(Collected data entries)

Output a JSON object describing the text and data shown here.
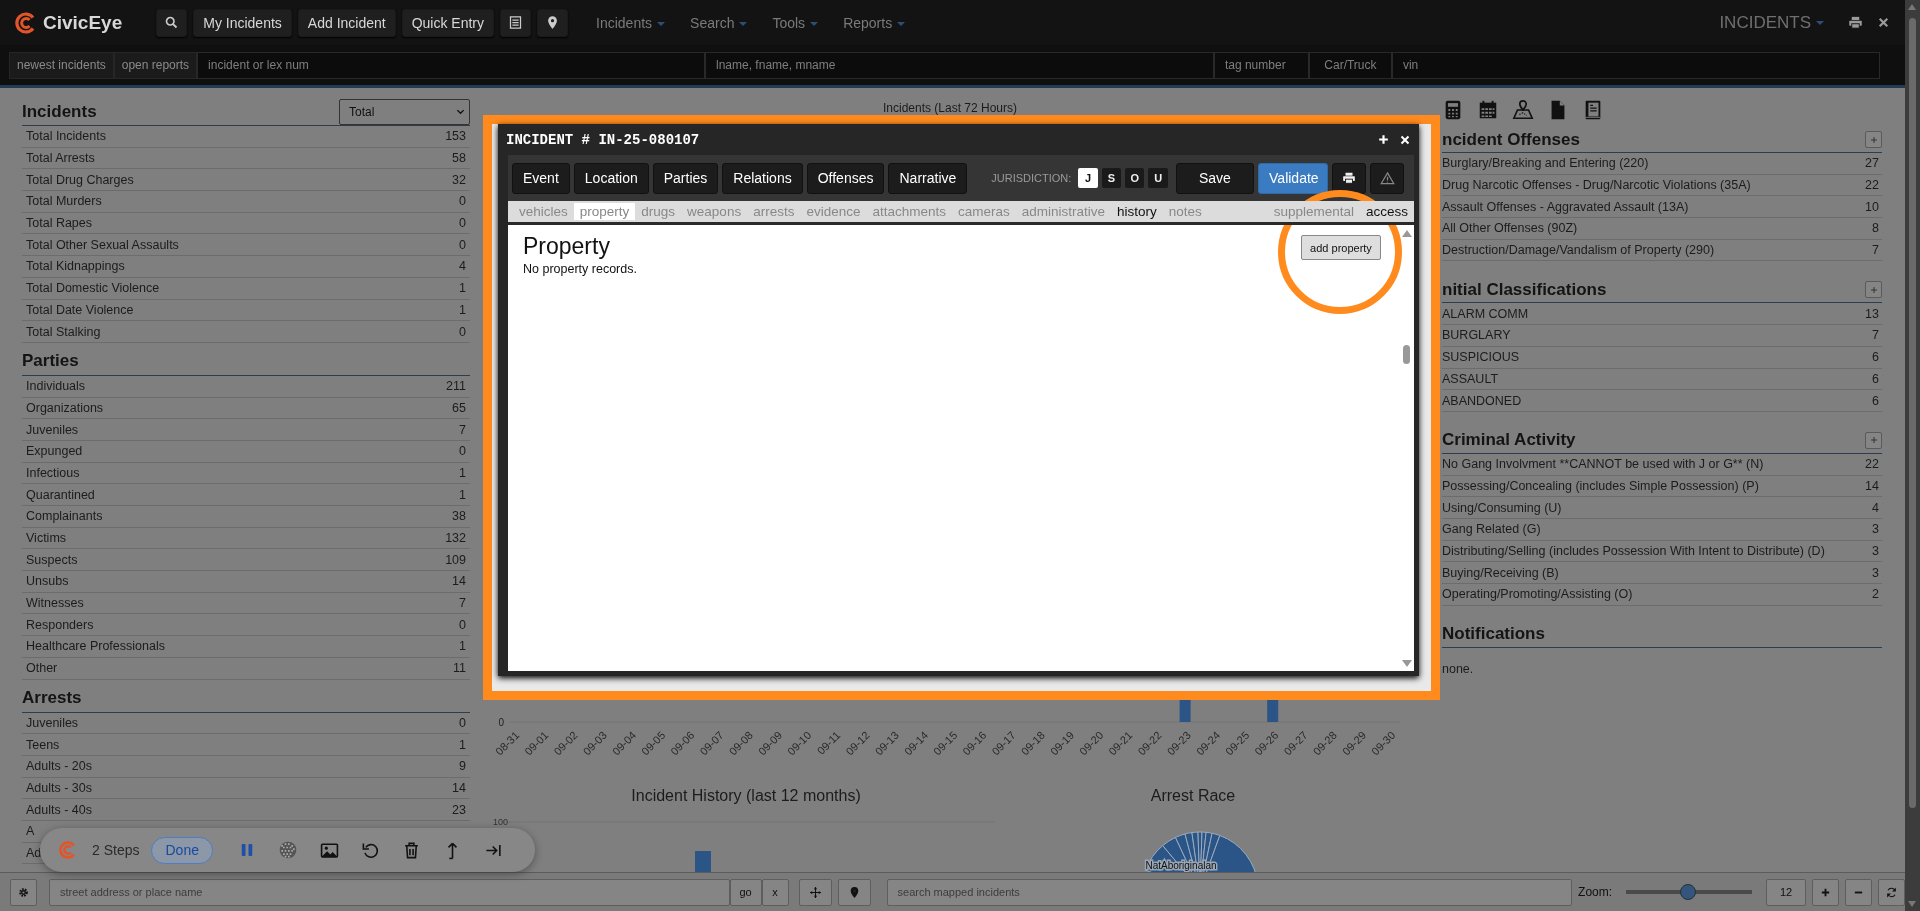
{
  "nav": {
    "brand": "CivicEye",
    "buttons": [
      "My Incidents",
      "Add Incident",
      "Quick Entry"
    ],
    "menus": [
      "Incidents",
      "Search",
      "Tools",
      "Reports"
    ],
    "module_menu": "INCIDENTS"
  },
  "search_bar": {
    "buttons": [
      "newest incidents",
      "open reports"
    ],
    "fields": [
      {
        "placeholder": "incident or lex num"
      },
      {
        "placeholder": "lname, fname, mname"
      },
      {
        "placeholder": "tag number"
      },
      {
        "placeholder": "Car/Truck"
      },
      {
        "placeholder": "vin"
      }
    ]
  },
  "stats": [
    {
      "title": "Incidents",
      "filter": "Total",
      "rows": [
        {
          "label": "Total Incidents",
          "count": "153"
        },
        {
          "label": "Total Arrests",
          "count": "58"
        },
        {
          "label": "Total Drug Charges",
          "count": "32"
        },
        {
          "label": "Total Murders",
          "count": "0"
        },
        {
          "label": "Total Rapes",
          "count": "0"
        },
        {
          "label": "Total Other Sexual Assaults",
          "count": "0"
        },
        {
          "label": "Total Kidnappings",
          "count": "4"
        },
        {
          "label": "Total Domestic Violence",
          "count": "1"
        },
        {
          "label": "Total Date Violence",
          "count": "1"
        },
        {
          "label": "Total Stalking",
          "count": "0"
        }
      ]
    },
    {
      "title": "Parties",
      "rows": [
        {
          "label": "Individuals",
          "count": "211"
        },
        {
          "label": "Organizations",
          "count": "65"
        },
        {
          "label": "Juveniles",
          "count": "7"
        },
        {
          "label": "Expunged",
          "count": "0"
        },
        {
          "label": "Infectious",
          "count": "1"
        },
        {
          "label": "Quarantined",
          "count": "1"
        },
        {
          "label": "Complainants",
          "count": "38"
        },
        {
          "label": "Victims",
          "count": "132"
        },
        {
          "label": "Suspects",
          "count": "109"
        },
        {
          "label": "Unsubs",
          "count": "14"
        },
        {
          "label": "Witnesses",
          "count": "7"
        },
        {
          "label": "Responders",
          "count": "0"
        },
        {
          "label": "Healthcare Professionals",
          "count": "1"
        },
        {
          "label": "Other",
          "count": "11"
        }
      ]
    },
    {
      "title": "Arrests",
      "rows": [
        {
          "label": "Juveniles",
          "count": "0"
        },
        {
          "label": "Teens",
          "count": "1"
        },
        {
          "label": "Adults - 20s",
          "count": "9"
        },
        {
          "label": "Adults - 30s",
          "count": "14"
        },
        {
          "label": "Adults - 40s",
          "count": "23"
        },
        {
          "label": "A"
        },
        {
          "label": "Ad"
        }
      ]
    }
  ],
  "charts": {
    "recent": {
      "title": "Incidents (Last 72 Hours)",
      "y_tick": "0",
      "x_labels": [
        "08-31",
        "09-01",
        "09-02",
        "09-03",
        "09-04",
        "09-05",
        "09-06",
        "09-07",
        "09-08",
        "09-09",
        "09-10",
        "09-11",
        "09-12",
        "09-13",
        "09-14",
        "09-15",
        "09-16",
        "09-17",
        "09-18",
        "09-19",
        "09-20",
        "09-21",
        "09-22",
        "09-23",
        "09-24",
        "09-25",
        "09-26",
        "09-27",
        "09-28",
        "09-29",
        "09-30"
      ]
    },
    "history": {
      "title": "Incident History (last 12 months)",
      "y_tick": "100"
    },
    "arrest_race": {
      "title": "Arrest Race",
      "label": "NatAboriginalan"
    }
  },
  "side_sections": [
    {
      "title": "ncident Offenses",
      "addable": true,
      "rows": [
        {
          "label": "Burglary/Breaking and Entering (220)",
          "count": "27"
        },
        {
          "label": "Drug Narcotic Offenses - Drug/Narcotic Violations (35A)",
          "count": "22"
        },
        {
          "label": "Assault Offenses - Aggravated Assault (13A)",
          "count": "10"
        },
        {
          "label": "All Other Offenses (90Z)",
          "count": "8"
        },
        {
          "label": "Destruction/Damage/Vandalism of Property (290)",
          "count": "7"
        }
      ]
    },
    {
      "title": "nitial Classifications",
      "addable": true,
      "rows": [
        {
          "label": "ALARM COMM",
          "count": "13"
        },
        {
          "label": "BURGLARY",
          "count": "7"
        },
        {
          "label": "SUSPICIOUS",
          "count": "6"
        },
        {
          "label": "ASSAULT",
          "count": "6"
        },
        {
          "label": "ABANDONED",
          "count": "6"
        }
      ]
    },
    {
      "title": "Criminal Activity",
      "addable": true,
      "rows": [
        {
          "label": "No Gang Involvment **CANNOT be used with J or G** (N)",
          "count": "22"
        },
        {
          "label": "Possessing/Concealing (includes Simple Possession) (P)",
          "count": "14"
        },
        {
          "label": "Using/Consuming (U)",
          "count": "4"
        },
        {
          "label": "Gang Related (G)",
          "count": "3"
        },
        {
          "label": "Distributing/Selling (includes Possession With Intent to Distribute) (D)",
          "count": "3"
        },
        {
          "label": "Buying/Receiving (B)",
          "count": "3"
        },
        {
          "label": "Operating/Promoting/Assisting (O)",
          "count": "2"
        }
      ]
    },
    {
      "title": "Notifications",
      "addable": false,
      "text": "none."
    }
  ],
  "modal": {
    "title": "INCIDENT # IN-25-080107",
    "sections": [
      "Event",
      "Location",
      "Parties",
      "Relations",
      "Offenses",
      "Narrative"
    ],
    "jurisdiction_label": "JURISDICTION:",
    "jurisdictions": [
      {
        "label": "J",
        "selected": true
      },
      {
        "label": "S",
        "selected": false
      },
      {
        "label": "O",
        "selected": false
      },
      {
        "label": "U",
        "selected": false
      }
    ],
    "save": "Save",
    "validate": "Validate",
    "tabs": [
      {
        "label": "vehicles",
        "selected": false,
        "has_records": false
      },
      {
        "label": "property",
        "selected": true,
        "has_records": false
      },
      {
        "label": "drugs",
        "selected": false,
        "has_records": false
      },
      {
        "label": "weapons",
        "selected": false,
        "has_records": false
      },
      {
        "label": "arrests",
        "selected": false,
        "has_records": false
      },
      {
        "label": "evidence",
        "selected": false,
        "has_records": false
      },
      {
        "label": "attachments",
        "selected": false,
        "has_records": false
      },
      {
        "label": "cameras",
        "selected": false,
        "has_records": false
      },
      {
        "label": "administrative",
        "selected": false,
        "has_records": false
      },
      {
        "label": "history",
        "selected": false,
        "has_records": true
      },
      {
        "label": "notes",
        "selected": false,
        "has_records": false
      }
    ],
    "tabs_right": [
      {
        "label": "supplemental",
        "selected": false,
        "has_records": false
      },
      {
        "label": "access",
        "selected": false,
        "has_records": true
      }
    ],
    "heading": "Property",
    "empty_text": "No property records.",
    "add_button": "add property"
  },
  "recorder": {
    "steps": "2 Steps",
    "done": "Done"
  },
  "footer": {
    "address_placeholder": "street address or place name",
    "go": "go",
    "clear": "x",
    "map_search_placeholder": "search mapped incidents",
    "zoom_label": "Zoom:",
    "zoom": {
      "level": 0.49
    },
    "zoom_value": "12"
  }
}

▸ **Challenge**: Reproduce the entries above without change, omitting all pictures.

▸ **Correct answer**:
Output a JSON object describing the text and data shown here.
{
  "nav": {
    "brand": "CivicEye",
    "buttons": [
      "My Incidents",
      "Add Incident",
      "Quick Entry"
    ],
    "menus": [
      "Incidents",
      "Search",
      "Tools",
      "Reports"
    ],
    "module_menu": "INCIDENTS"
  },
  "search_bar": {
    "buttons": [
      "newest incidents",
      "open reports"
    ],
    "fields": [
      {
        "placeholder": "incident or lex num"
      },
      {
        "placeholder": "lname, fname, mname"
      },
      {
        "placeholder": "tag number"
      },
      {
        "placeholder": "Car/Truck"
      },
      {
        "placeholder": "vin"
      }
    ]
  },
  "stats": [
    {
      "title": "Incidents",
      "filter": "Total",
      "rows": [
        {
          "label": "Total Incidents",
          "count": "153"
        },
        {
          "label": "Total Arrests",
          "count": "58"
        },
        {
          "label": "Total Drug Charges",
          "count": "32"
        },
        {
          "label": "Total Murders",
          "count": "0"
        },
        {
          "label": "Total Rapes",
          "count": "0"
        },
        {
          "label": "Total Other Sexual Assaults",
          "count": "0"
        },
        {
          "label": "Total Kidnappings",
          "count": "4"
        },
        {
          "label": "Total Domestic Violence",
          "count": "1"
        },
        {
          "label": "Total Date Violence",
          "count": "1"
        },
        {
          "label": "Total Stalking",
          "count": "0"
        }
      ]
    },
    {
      "title": "Parties",
      "rows": [
        {
          "label": "Individuals",
          "count": "211"
        },
        {
          "label": "Organizations",
          "count": "65"
        },
        {
          "label": "Juveniles",
          "count": "7"
        },
        {
          "label": "Expunged",
          "count": "0"
        },
        {
          "label": "Infectious",
          "count": "1"
        },
        {
          "label": "Quarantined",
          "count": "1"
        },
        {
          "label": "Complainants",
          "count": "38"
        },
        {
          "label": "Victims",
          "count": "132"
        },
        {
          "label": "Suspects",
          "count": "109"
        },
        {
          "label": "Unsubs",
          "count": "14"
        },
        {
          "label": "Witnesses",
          "count": "7"
        },
        {
          "label": "Responders",
          "count": "0"
        },
        {
          "label": "Healthcare Professionals",
          "count": "1"
        },
        {
          "label": "Other",
          "count": "11"
        }
      ]
    },
    {
      "title": "Arrests",
      "rows": [
        {
          "label": "Juveniles",
          "count": "0"
        },
        {
          "label": "Teens",
          "count": "1"
        },
        {
          "label": "Adults - 20s",
          "count": "9"
        },
        {
          "label": "Adults - 30s",
          "count": "14"
        },
        {
          "label": "Adults - 40s",
          "count": "23"
        },
        {
          "label": "A"
        },
        {
          "label": "Ad"
        }
      ]
    }
  ],
  "charts": {
    "recent": {
      "title": "Incidents (Last 72 Hours)",
      "y_tick": "0",
      "x_labels": [
        "08-31",
        "09-01",
        "09-02",
        "09-03",
        "09-04",
        "09-05",
        "09-06",
        "09-07",
        "09-08",
        "09-09",
        "09-10",
        "09-11",
        "09-12",
        "09-13",
        "09-14",
        "09-15",
        "09-16",
        "09-17",
        "09-18",
        "09-19",
        "09-20",
        "09-21",
        "09-22",
        "09-23",
        "09-24",
        "09-25",
        "09-26",
        "09-27",
        "09-28",
        "09-29",
        "09-30"
      ]
    },
    "history": {
      "title": "Incident History (last 12 months)",
      "y_tick": "100"
    },
    "arrest_race": {
      "title": "Arrest Race",
      "label": "NatAboriginalan"
    }
  },
  "side_sections": [
    {
      "title": "ncident Offenses",
      "addable": true,
      "rows": [
        {
          "label": "Burglary/Breaking and Entering (220)",
          "count": "27"
        },
        {
          "label": "Drug Narcotic Offenses - Drug/Narcotic Violations (35A)",
          "count": "22"
        },
        {
          "label": "Assault Offenses - Aggravated Assault (13A)",
          "count": "10"
        },
        {
          "label": "All Other Offenses (90Z)",
          "count": "8"
        },
        {
          "label": "Destruction/Damage/Vandalism of Property (290)",
          "count": "7"
        }
      ]
    },
    {
      "title": "nitial Classifications",
      "addable": true,
      "rows": [
        {
          "label": "ALARM COMM",
          "count": "13"
        },
        {
          "label": "BURGLARY",
          "count": "7"
        },
        {
          "label": "SUSPICIOUS",
          "count": "6"
        },
        {
          "label": "ASSAULT",
          "count": "6"
        },
        {
          "label": "ABANDONED",
          "count": "6"
        }
      ]
    },
    {
      "title": "Criminal Activity",
      "addable": true,
      "rows": [
        {
          "label": "No Gang Involvment **CANNOT be used with J or G** (N)",
          "count": "22"
        },
        {
          "label": "Possessing/Concealing (includes Simple Possession) (P)",
          "count": "14"
        },
        {
          "label": "Using/Consuming (U)",
          "count": "4"
        },
        {
          "label": "Gang Related (G)",
          "count": "3"
        },
        {
          "label": "Distributing/Selling (includes Possession With Intent to Distribute) (D)",
          "count": "3"
        },
        {
          "label": "Buying/Receiving (B)",
          "count": "3"
        },
        {
          "label": "Operating/Promoting/Assisting (O)",
          "count": "2"
        }
      ]
    },
    {
      "title": "Notifications",
      "addable": false,
      "text": "none."
    }
  ],
  "modal": {
    "title": "INCIDENT # IN-25-080107",
    "sections": [
      "Event",
      "Location",
      "Parties",
      "Relations",
      "Offenses",
      "Narrative"
    ],
    "jurisdiction_label": "JURISDICTION:",
    "jurisdictions": [
      {
        "label": "J",
        "selected": true
      },
      {
        "label": "S",
        "selected": false
      },
      {
        "label": "O",
        "selected": false
      },
      {
        "label": "U",
        "selected": false
      }
    ],
    "save": "Save",
    "validate": "Validate",
    "tabs": [
      {
        "label": "vehicles",
        "selected": false,
        "has_records": false
      },
      {
        "label": "property",
        "selected": true,
        "has_records": false
      },
      {
        "label": "drugs",
        "selected": false,
        "has_records": false
      },
      {
        "label": "weapons",
        "selected": false,
        "has_records": false
      },
      {
        "label": "arrests",
        "selected": false,
        "has_records": false
      },
      {
        "label": "evidence",
        "selected": false,
        "has_records": false
      },
      {
        "label": "attachments",
        "selected": false,
        "has_records": false
      },
      {
        "label": "cameras",
        "selected": false,
        "has_records": false
      },
      {
        "label": "administrative",
        "selected": false,
        "has_records": false
      },
      {
        "label": "history",
        "selected": false,
        "has_records": true
      },
      {
        "label": "notes",
        "selected": false,
        "has_records": false
      }
    ],
    "tabs_right": [
      {
        "label": "supplemental",
        "selected": false,
        "has_records": false
      },
      {
        "label": "access",
        "selected": false,
        "has_records": true
      }
    ],
    "heading": "Property",
    "empty_text": "No property records.",
    "add_button": "add property"
  },
  "recorder": {
    "steps": "2 Steps",
    "done": "Done"
  },
  "footer": {
    "address_placeholder": "street address or place name",
    "go": "go",
    "clear": "x",
    "map_search_placeholder": "search mapped incidents",
    "zoom_label": "Zoom:",
    "zoom": {
      "level": 0.49
    },
    "zoom_value": "12"
  }
}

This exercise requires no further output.